Exercise materials:
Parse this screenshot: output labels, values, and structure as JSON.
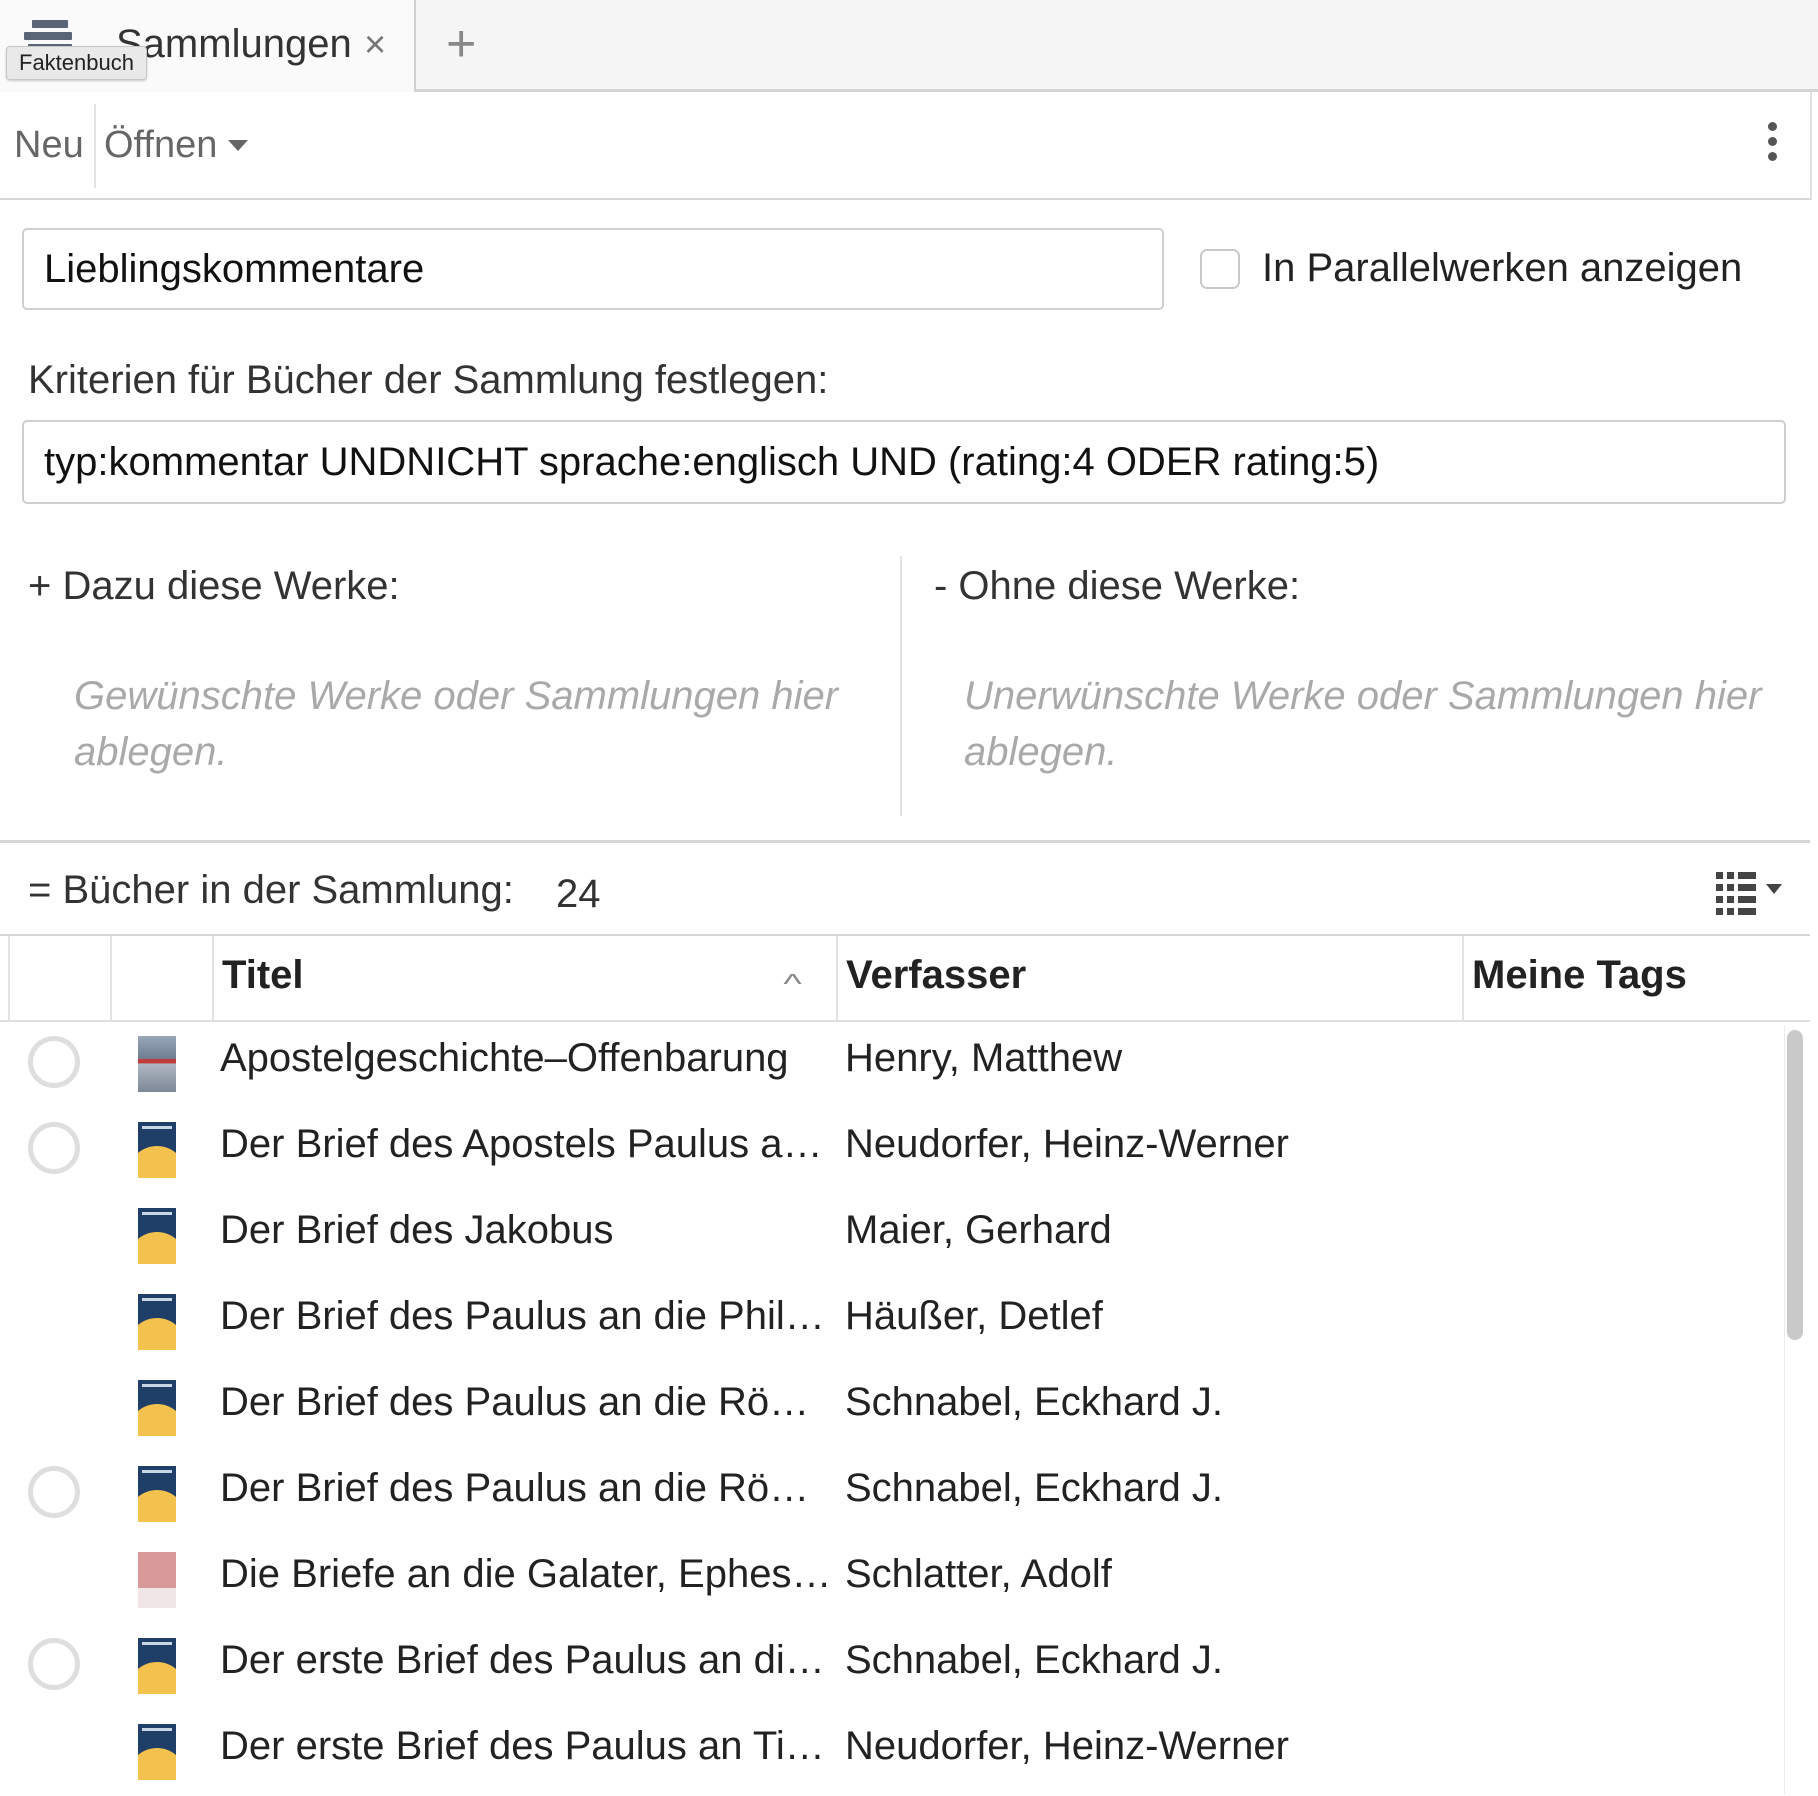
{
  "tab": {
    "icon": "books-icon",
    "label": "Sammlungen",
    "close_glyph": "×",
    "tooltip": "Faktenbuch",
    "add_glyph": "+"
  },
  "toolbar": {
    "new_label": "Neu",
    "open_label": "Öffnen",
    "more_icon": "kebab-menu-icon"
  },
  "collection": {
    "name": "Lieblingskommentare",
    "parallel_label": "In Parallelwerken anzeigen",
    "parallel_checked": false,
    "criteria_label": "Kriterien  für Bücher der Sammlung festlegen:",
    "criteria_value": "typ:kommentar UNDNICHT sprache:englisch UND (rating:4 ODER rating:5)"
  },
  "include": {
    "heading": "+ Dazu diese Werke:",
    "placeholder": "Gewünschte Werke oder Sammlungen hier ablegen."
  },
  "exclude": {
    "heading": "-  Ohne diese Werke:",
    "placeholder": "Unerwünschte Werke oder Sammlungen hier ablegen."
  },
  "books": {
    "label": "= Bücher in der Sammlung:",
    "count": "24",
    "view_icon": "list-view-icon"
  },
  "table": {
    "columns": [
      "Titel",
      "Verfasser",
      "Meine Tags"
    ],
    "sort_indicator": "^",
    "rows": [
      {
        "title": "Apostelgeschichte–Offenbarung",
        "author": "Henry, Matthew",
        "status": true,
        "cover": "photo"
      },
      {
        "title": "Der Brief des Apostels Paulus a…",
        "author": "Neudorfer, Heinz-Werner",
        "status": true,
        "cover": "blue"
      },
      {
        "title": "Der Brief des Jakobus",
        "author": "Maier, Gerhard",
        "status": false,
        "cover": "blue"
      },
      {
        "title": "Der Brief des Paulus an die Phil…",
        "author": "Häußer, Detlef",
        "status": false,
        "cover": "blue"
      },
      {
        "title": "Der Brief des Paulus an die Rö…",
        "author": "Schnabel, Eckhard J.",
        "status": false,
        "cover": "blue"
      },
      {
        "title": "Der Brief des Paulus an die Rö…",
        "author": "Schnabel, Eckhard J.",
        "status": true,
        "cover": "blue"
      },
      {
        "title": "Die Briefe an die Galater, Ephes…",
        "author": "Schlatter, Adolf",
        "status": false,
        "cover": "pink"
      },
      {
        "title": "Der erste Brief des Paulus an di…",
        "author": "Schnabel, Eckhard J.",
        "status": true,
        "cover": "blue"
      },
      {
        "title": "Der erste Brief des Paulus an Ti…",
        "author": "Neudorfer, Heinz-Werner",
        "status": false,
        "cover": "blue"
      }
    ]
  }
}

Objective: Each line that contains the string "Bücher" counts once; say how many there are and nothing else.

Response below: 2